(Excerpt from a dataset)

** start **

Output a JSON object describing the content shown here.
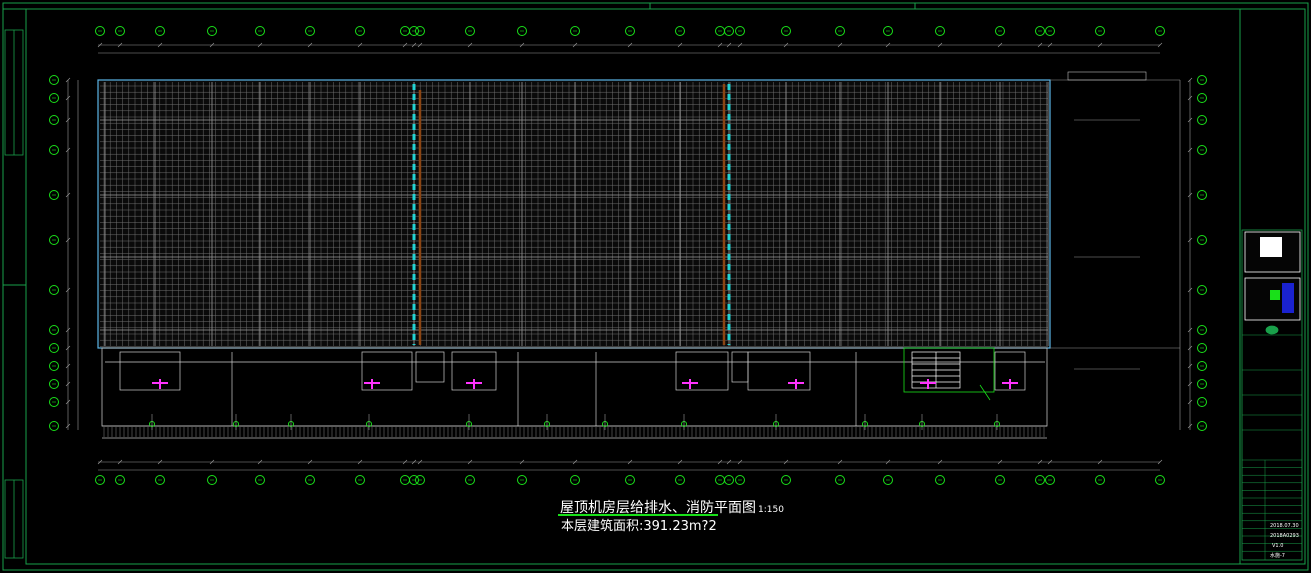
{
  "drawing": {
    "title": "屋顶机房层给排水、消防平面图",
    "scale": "1:150",
    "floor_area_label": "本层建筑面积:",
    "floor_area_value": "391.23m?2"
  },
  "colors": {
    "background": "#000000",
    "frame": "#19a04a",
    "axis_bubble": "#19e019",
    "grid": "#7a7a7a",
    "roof_outline": "#5ab4e6",
    "dashed_pipe": "#22d3d3",
    "brown_line": "#8b4513",
    "fixture": "#ff33ff"
  },
  "title_block": {
    "rows": [
      "",
      "",
      "",
      "",
      "",
      "",
      "",
      "",
      "",
      "",
      "",
      "",
      ""
    ],
    "bottom_lines": [
      "2018.07.30",
      "2018A0293",
      "V1.0",
      "水施-7"
    ]
  },
  "icons": [
    "grid-axis-bubble-icon",
    "fire-hydrant-icon",
    "stair-icon",
    "drain-icon"
  ]
}
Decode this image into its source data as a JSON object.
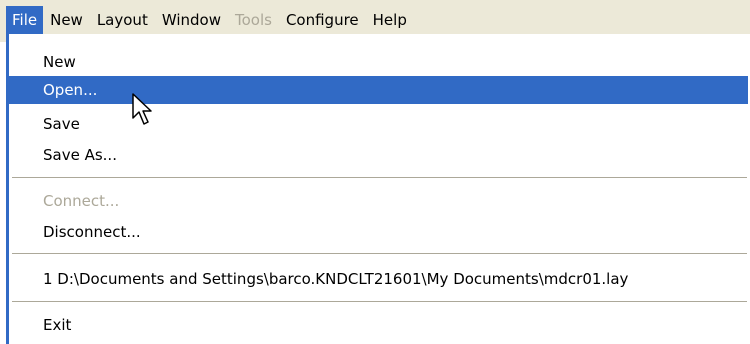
{
  "menubar": {
    "items": [
      {
        "label": "File"
      },
      {
        "label": "New"
      },
      {
        "label": "Layout"
      },
      {
        "label": "Window"
      },
      {
        "label": "Tools"
      },
      {
        "label": "Configure"
      },
      {
        "label": "Help"
      }
    ]
  },
  "file_menu": {
    "items": [
      {
        "label": "New"
      },
      {
        "label": "Open..."
      },
      {
        "label": "Save"
      },
      {
        "label": "Save As..."
      },
      {
        "label": "Connect..."
      },
      {
        "label": "Disconnect..."
      },
      {
        "label": "1 D:\\Documents and Settings\\barco.KNDCLT21601\\My Documents\\mdcr01.lay"
      },
      {
        "label": "Exit"
      }
    ],
    "highlighted": "Open...",
    "disabled": [
      "Connect..."
    ]
  },
  "colors": {
    "highlight": "#316ac5",
    "menu_background": "#ece9d8",
    "disabled_text": "#aca899"
  },
  "icons": {
    "cursor": "mouse-pointer-icon"
  }
}
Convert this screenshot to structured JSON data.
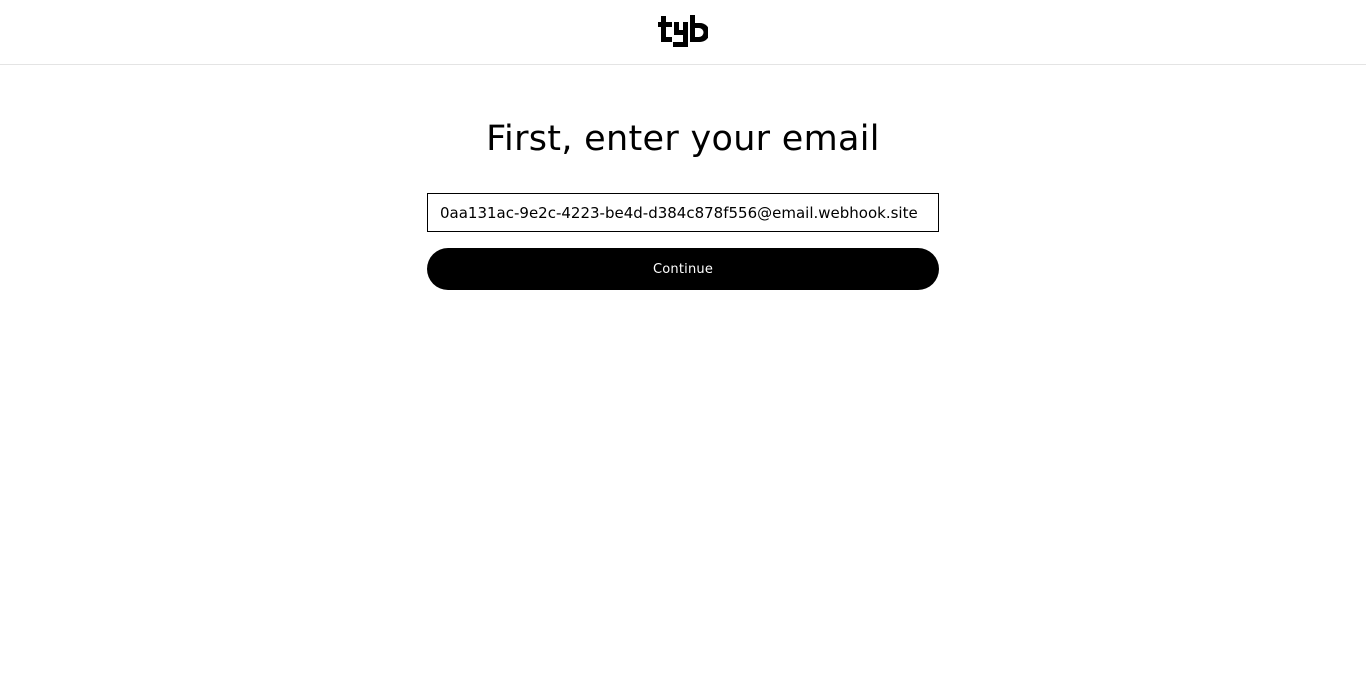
{
  "header": {
    "logo_text": "tyb",
    "logo_icon": "tyb-logo"
  },
  "main": {
    "heading": "First, enter your email",
    "email_value": "0aa131ac-9e2c-4223-be4d-d384c878f556@email.webhook.site",
    "continue_label": "Continue"
  },
  "colors": {
    "background": "#ffffff",
    "text": "#000000",
    "button_bg": "#000000",
    "button_text": "#ffffff",
    "divider": "#e4e4e4"
  }
}
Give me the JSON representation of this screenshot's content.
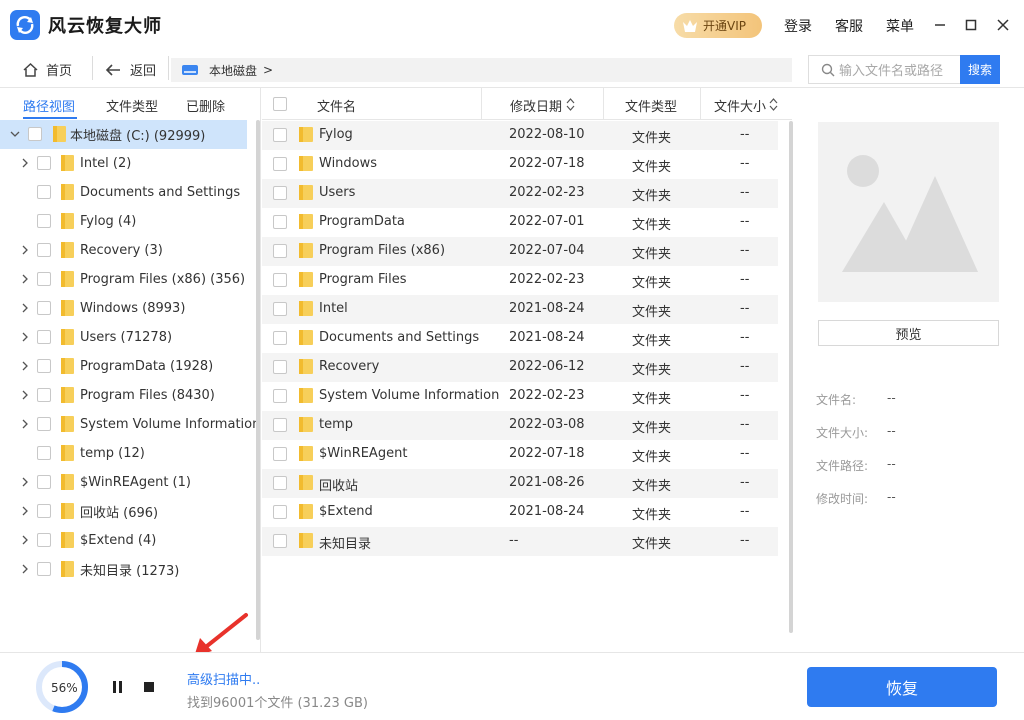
{
  "app": {
    "title": "风云恢复大师"
  },
  "titlebar": {
    "vip_label": "开通VIP",
    "login": "登录",
    "service": "客服",
    "menu": "菜单"
  },
  "nav": {
    "home": "首页",
    "back": "返回",
    "path": "本地磁盘",
    "path_sep": ">",
    "search_placeholder": "输入文件名或路径",
    "search_btn": "搜索"
  },
  "tabs": [
    "路径视图",
    "文件类型",
    "已删除"
  ],
  "tree": {
    "root": "本地磁盘 (C:) (92999)",
    "items": [
      {
        "label": "Intel (2)",
        "expand": true
      },
      {
        "label": "Documents and Settings",
        "expand": false
      },
      {
        "label": "Fylog (4)",
        "expand": false
      },
      {
        "label": "Recovery (3)",
        "expand": true
      },
      {
        "label": "Program Files (x86) (356)",
        "expand": true
      },
      {
        "label": "Windows (8993)",
        "expand": true
      },
      {
        "label": "Users (71278)",
        "expand": true
      },
      {
        "label": "ProgramData (1928)",
        "expand": true
      },
      {
        "label": "Program Files (8430)",
        "expand": true
      },
      {
        "label": "System Volume Information (",
        "expand": true
      },
      {
        "label": "temp (12)",
        "expand": false
      },
      {
        "label": "$WinREAgent (1)",
        "expand": true
      },
      {
        "label": "回收站 (696)",
        "expand": true
      },
      {
        "label": "$Extend (4)",
        "expand": true
      },
      {
        "label": "未知目录 (1273)",
        "expand": true
      }
    ]
  },
  "table": {
    "headers": {
      "name": "文件名",
      "date": "修改日期",
      "type": "文件类型",
      "size": "文件大小"
    },
    "rows": [
      {
        "name": "Fylog",
        "date": "2022-08-10",
        "type": "文件夹",
        "size": "--"
      },
      {
        "name": "Windows",
        "date": "2022-07-18",
        "type": "文件夹",
        "size": "--"
      },
      {
        "name": "Users",
        "date": "2022-02-23",
        "type": "文件夹",
        "size": "--"
      },
      {
        "name": "ProgramData",
        "date": "2022-07-01",
        "type": "文件夹",
        "size": "--"
      },
      {
        "name": "Program Files (x86)",
        "date": "2022-07-04",
        "type": "文件夹",
        "size": "--"
      },
      {
        "name": "Program Files",
        "date": "2022-02-23",
        "type": "文件夹",
        "size": "--"
      },
      {
        "name": "Intel",
        "date": "2021-08-24",
        "type": "文件夹",
        "size": "--"
      },
      {
        "name": "Documents and Settings",
        "date": "2021-08-24",
        "type": "文件夹",
        "size": "--"
      },
      {
        "name": "Recovery",
        "date": "2022-06-12",
        "type": "文件夹",
        "size": "--"
      },
      {
        "name": "System Volume Information",
        "date": "2022-02-23",
        "type": "文件夹",
        "size": "--"
      },
      {
        "name": "temp",
        "date": "2022-03-08",
        "type": "文件夹",
        "size": "--"
      },
      {
        "name": "$WinREAgent",
        "date": "2022-07-18",
        "type": "文件夹",
        "size": "--"
      },
      {
        "name": "回收站",
        "date": "2021-08-26",
        "type": "文件夹",
        "size": "--"
      },
      {
        "name": "$Extend",
        "date": "2021-08-24",
        "type": "文件夹",
        "size": "--"
      },
      {
        "name": "未知目录",
        "date": "--",
        "type": "文件夹",
        "size": "--"
      }
    ]
  },
  "preview": {
    "button": "预览",
    "fields": [
      {
        "label": "文件名:",
        "value": "--"
      },
      {
        "label": "文件大小:",
        "value": "--"
      },
      {
        "label": "文件路径:",
        "value": "--"
      },
      {
        "label": "修改时间:",
        "value": "--"
      }
    ]
  },
  "footer": {
    "progress_percent": 56,
    "progress_text": "56%",
    "status": "高级扫描中..",
    "found": "找到96001个文件 (31.23 GB)",
    "restore_btn": "恢复"
  },
  "colors": {
    "accent": "#2f7bf0",
    "folder": "#f7cf5a",
    "selected_row": "#cfe4fb",
    "annotation_arrow": "#e8322b"
  }
}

** end **

*Exercise goal:*
Above are records to transcribe exactly; leave their pictures out.

*Solution to this exercise:*
Output a JSON object describing the content shown here.
{
  "drawing": {
    "title": "屋顶机房层给排水、消防平面图",
    "scale": "1:150",
    "floor_area_label": "本层建筑面积:",
    "floor_area_value": "391.23m?2"
  },
  "colors": {
    "background": "#000000",
    "frame": "#19a04a",
    "axis_bubble": "#19e019",
    "grid": "#7a7a7a",
    "roof_outline": "#5ab4e6",
    "dashed_pipe": "#22d3d3",
    "brown_line": "#8b4513",
    "fixture": "#ff33ff"
  },
  "title_block": {
    "rows": [
      "",
      "",
      "",
      "",
      "",
      "",
      "",
      "",
      "",
      "",
      "",
      "",
      ""
    ],
    "bottom_lines": [
      "2018.07.30",
      "2018A0293",
      "V1.0",
      "水施-7"
    ]
  },
  "icons": [
    "grid-axis-bubble-icon",
    "fire-hydrant-icon",
    "stair-icon",
    "drain-icon"
  ]
}
Decode this image into its source data as a JSON object.
{
  "menubar": {
    "items": [
      {
        "label": "File"
      },
      {
        "label": "New"
      },
      {
        "label": "Layout"
      },
      {
        "label": "Window"
      },
      {
        "label": "Tools"
      },
      {
        "label": "Configure"
      },
      {
        "label": "Help"
      }
    ]
  },
  "file_menu": {
    "items": [
      {
        "label": "New"
      },
      {
        "label": "Open..."
      },
      {
        "label": "Save"
      },
      {
        "label": "Save As..."
      },
      {
        "label": "Connect..."
      },
      {
        "label": "Disconnect..."
      },
      {
        "label": "1 D:\\Documents and Settings\\barco.KNDCLT21601\\My Documents\\mdcr01.lay"
      },
      {
        "label": "Exit"
      }
    ],
    "highlighted": "Open...",
    "disabled": [
      "Connect..."
    ]
  },
  "colors": {
    "highlight": "#316ac5",
    "menu_background": "#ece9d8",
    "disabled_text": "#aca899"
  },
  "icons": {
    "cursor": "mouse-pointer-icon"
  }
}
Convert this screenshot to structured JSON data.
{
  "header": {
    "logo_text": "tyb",
    "logo_icon": "tyb-logo"
  },
  "main": {
    "heading": "First, enter your email",
    "email_value": "0aa131ac-9e2c-4223-be4d-d384c878f556@email.webhook.site",
    "continue_label": "Continue"
  },
  "colors": {
    "background": "#ffffff",
    "text": "#000000",
    "button_bg": "#000000",
    "button_text": "#ffffff",
    "divider": "#e4e4e4"
  }
}
Give me the JSON representation of this screenshot's content.
{
  "app": {
    "title": "风云恢复大师"
  },
  "titlebar": {
    "vip_label": "开通VIP",
    "login": "登录",
    "service": "客服",
    "menu": "菜单"
  },
  "nav": {
    "home": "首页",
    "back": "返回",
    "path": "本地磁盘",
    "path_sep": ">",
    "search_placeholder": "输入文件名或路径",
    "search_btn": "搜索"
  },
  "tabs": [
    "路径视图",
    "文件类型",
    "已删除"
  ],
  "tree": {
    "root": "本地磁盘 (C:) (92999)",
    "items": [
      {
        "label": "Intel (2)",
        "expand": true
      },
      {
        "label": "Documents and Settings",
        "expand": false
      },
      {
        "label": "Fylog (4)",
        "expand": false
      },
      {
        "label": "Recovery (3)",
        "expand": true
      },
      {
        "label": "Program Files (x86) (356)",
        "expand": true
      },
      {
        "label": "Windows (8993)",
        "expand": true
      },
      {
        "label": "Users (71278)",
        "expand": true
      },
      {
        "label": "ProgramData (1928)",
        "expand": true
      },
      {
        "label": "Program Files (8430)",
        "expand": true
      },
      {
        "label": "System Volume Information (",
        "expand": true
      },
      {
        "label": "temp (12)",
        "expand": false
      },
      {
        "label": "$WinREAgent (1)",
        "expand": true
      },
      {
        "label": "回收站 (696)",
        "expand": true
      },
      {
        "label": "$Extend (4)",
        "expand": true
      },
      {
        "label": "未知目录 (1273)",
        "expand": true
      }
    ]
  },
  "table": {
    "headers": {
      "name": "文件名",
      "date": "修改日期",
      "type": "文件类型",
      "size": "文件大小"
    },
    "rows": [
      {
        "name": "Fylog",
        "date": "2022-08-10",
        "type": "文件夹",
        "size": "--"
      },
      {
        "name": "Windows",
        "date": "2022-07-18",
        "type": "文件夹",
        "size": "--"
      },
      {
        "name": "Users",
        "date": "2022-02-23",
        "type": "文件夹",
        "size": "--"
      },
      {
        "name": "ProgramData",
        "date": "2022-07-01",
        "type": "文件夹",
        "size": "--"
      },
      {
        "name": "Program Files (x86)",
        "date": "2022-07-04",
        "type": "文件夹",
        "size": "--"
      },
      {
        "name": "Program Files",
        "date": "2022-02-23",
        "type": "文件夹",
        "size": "--"
      },
      {
        "name": "Intel",
        "date": "2021-08-24",
        "type": "文件夹",
        "size": "--"
      },
      {
        "name": "Documents and Settings",
        "date": "2021-08-24",
        "type": "文件夹",
        "size": "--"
      },
      {
        "name": "Recovery",
        "date": "2022-06-12",
        "type": "文件夹",
        "size": "--"
      },
      {
        "name": "System Volume Information",
        "date": "2022-02-23",
        "type": "文件夹",
        "size": "--"
      },
      {
        "name": "temp",
        "date": "2022-03-08",
        "type": "文件夹",
        "size": "--"
      },
      {
        "name": "$WinREAgent",
        "date": "2022-07-18",
        "type": "文件夹",
        "size": "--"
      },
      {
        "name": "回收站",
        "date": "2021-08-26",
        "type": "文件夹",
        "size": "--"
      },
      {
        "name": "$Extend",
        "date": "2021-08-24",
        "type": "文件夹",
        "size": "--"
      },
      {
        "name": "未知目录",
        "date": "--",
        "type": "文件夹",
        "size": "--"
      }
    ]
  },
  "preview": {
    "button": "预览",
    "fields": [
      {
        "label": "文件名:",
        "value": "--"
      },
      {
        "label": "文件大小:",
        "value": "--"
      },
      {
        "label": "文件路径:",
        "value": "--"
      },
      {
        "label": "修改时间:",
        "value": "--"
      }
    ]
  },
  "footer": {
    "progress_percent": 56,
    "progress_text": "56%",
    "status": "高级扫描中..",
    "found": "找到96001个文件 (31.23 GB)",
    "restore_btn": "恢复"
  },
  "colors": {
    "accent": "#2f7bf0",
    "folder": "#f7cf5a",
    "selected_row": "#cfe4fb",
    "annotation_arrow": "#e8322b"
  }
}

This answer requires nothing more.